◆ **The request**
Using the material below, copy every line where "금감원의" appears.

◆ **Stored records**
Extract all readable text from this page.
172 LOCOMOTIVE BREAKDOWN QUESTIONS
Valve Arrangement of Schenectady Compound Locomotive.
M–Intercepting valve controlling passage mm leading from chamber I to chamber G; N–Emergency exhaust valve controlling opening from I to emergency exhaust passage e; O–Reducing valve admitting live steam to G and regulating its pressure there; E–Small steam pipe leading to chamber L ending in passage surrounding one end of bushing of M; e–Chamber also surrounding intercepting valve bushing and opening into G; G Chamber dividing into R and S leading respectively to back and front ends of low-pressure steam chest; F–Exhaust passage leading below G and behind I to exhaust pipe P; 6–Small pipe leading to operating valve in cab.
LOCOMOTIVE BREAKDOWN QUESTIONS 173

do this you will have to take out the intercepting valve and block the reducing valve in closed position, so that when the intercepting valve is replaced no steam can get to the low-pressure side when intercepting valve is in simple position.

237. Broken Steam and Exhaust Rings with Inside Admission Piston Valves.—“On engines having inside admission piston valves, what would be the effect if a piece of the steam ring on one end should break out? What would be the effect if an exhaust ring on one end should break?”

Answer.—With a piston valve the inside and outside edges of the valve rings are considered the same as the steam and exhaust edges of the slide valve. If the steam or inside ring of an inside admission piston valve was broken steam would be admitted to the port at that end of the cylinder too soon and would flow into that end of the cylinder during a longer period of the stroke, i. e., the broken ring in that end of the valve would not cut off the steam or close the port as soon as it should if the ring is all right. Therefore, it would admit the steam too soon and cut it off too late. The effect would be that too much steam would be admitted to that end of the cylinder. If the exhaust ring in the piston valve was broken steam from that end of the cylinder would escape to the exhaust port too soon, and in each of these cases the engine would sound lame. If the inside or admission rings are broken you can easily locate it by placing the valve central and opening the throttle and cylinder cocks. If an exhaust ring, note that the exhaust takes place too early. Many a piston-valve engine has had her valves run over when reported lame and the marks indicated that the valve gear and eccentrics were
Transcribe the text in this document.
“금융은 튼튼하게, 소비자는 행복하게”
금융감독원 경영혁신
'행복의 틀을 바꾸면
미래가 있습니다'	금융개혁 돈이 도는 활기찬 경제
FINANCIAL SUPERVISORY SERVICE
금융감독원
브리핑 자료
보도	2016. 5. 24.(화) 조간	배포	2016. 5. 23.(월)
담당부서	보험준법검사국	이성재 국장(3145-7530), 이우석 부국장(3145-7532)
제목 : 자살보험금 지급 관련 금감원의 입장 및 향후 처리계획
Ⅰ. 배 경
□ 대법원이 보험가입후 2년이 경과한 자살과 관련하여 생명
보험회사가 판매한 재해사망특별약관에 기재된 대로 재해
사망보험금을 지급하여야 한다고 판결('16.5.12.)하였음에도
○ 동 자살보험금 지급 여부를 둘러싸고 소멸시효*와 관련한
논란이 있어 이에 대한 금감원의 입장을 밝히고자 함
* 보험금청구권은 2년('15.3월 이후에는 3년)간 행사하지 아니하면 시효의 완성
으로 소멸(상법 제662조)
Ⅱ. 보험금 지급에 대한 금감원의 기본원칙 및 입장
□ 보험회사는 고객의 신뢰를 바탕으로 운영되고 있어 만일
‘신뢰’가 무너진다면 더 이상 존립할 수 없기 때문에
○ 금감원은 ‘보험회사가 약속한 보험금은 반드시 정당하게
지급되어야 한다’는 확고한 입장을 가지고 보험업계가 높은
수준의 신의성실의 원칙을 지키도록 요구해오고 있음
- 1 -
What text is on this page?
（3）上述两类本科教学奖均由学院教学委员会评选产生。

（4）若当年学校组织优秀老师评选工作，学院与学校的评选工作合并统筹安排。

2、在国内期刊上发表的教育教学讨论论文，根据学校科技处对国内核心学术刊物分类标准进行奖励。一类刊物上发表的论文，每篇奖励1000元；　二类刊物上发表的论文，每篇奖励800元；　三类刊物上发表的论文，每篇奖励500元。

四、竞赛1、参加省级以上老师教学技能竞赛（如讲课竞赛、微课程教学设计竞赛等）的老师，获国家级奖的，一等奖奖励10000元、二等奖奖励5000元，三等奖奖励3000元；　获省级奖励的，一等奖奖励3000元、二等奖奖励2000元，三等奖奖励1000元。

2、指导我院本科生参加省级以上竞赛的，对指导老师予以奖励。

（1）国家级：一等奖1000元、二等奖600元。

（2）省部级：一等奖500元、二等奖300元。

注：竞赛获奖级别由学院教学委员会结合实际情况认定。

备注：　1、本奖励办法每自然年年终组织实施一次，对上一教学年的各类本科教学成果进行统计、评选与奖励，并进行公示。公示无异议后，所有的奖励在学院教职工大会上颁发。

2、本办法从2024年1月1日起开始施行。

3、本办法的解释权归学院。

◆ **Answer to this exercise**
제목 : 자살보험금 지급 관련 금감원의 입장 및 향후 처리계획
논란이 있어 이에 대한 금감원의 입장을 밝히고자 함
Ⅱ. 보험금 지급에 대한 금감원의 기본원칙 및 입장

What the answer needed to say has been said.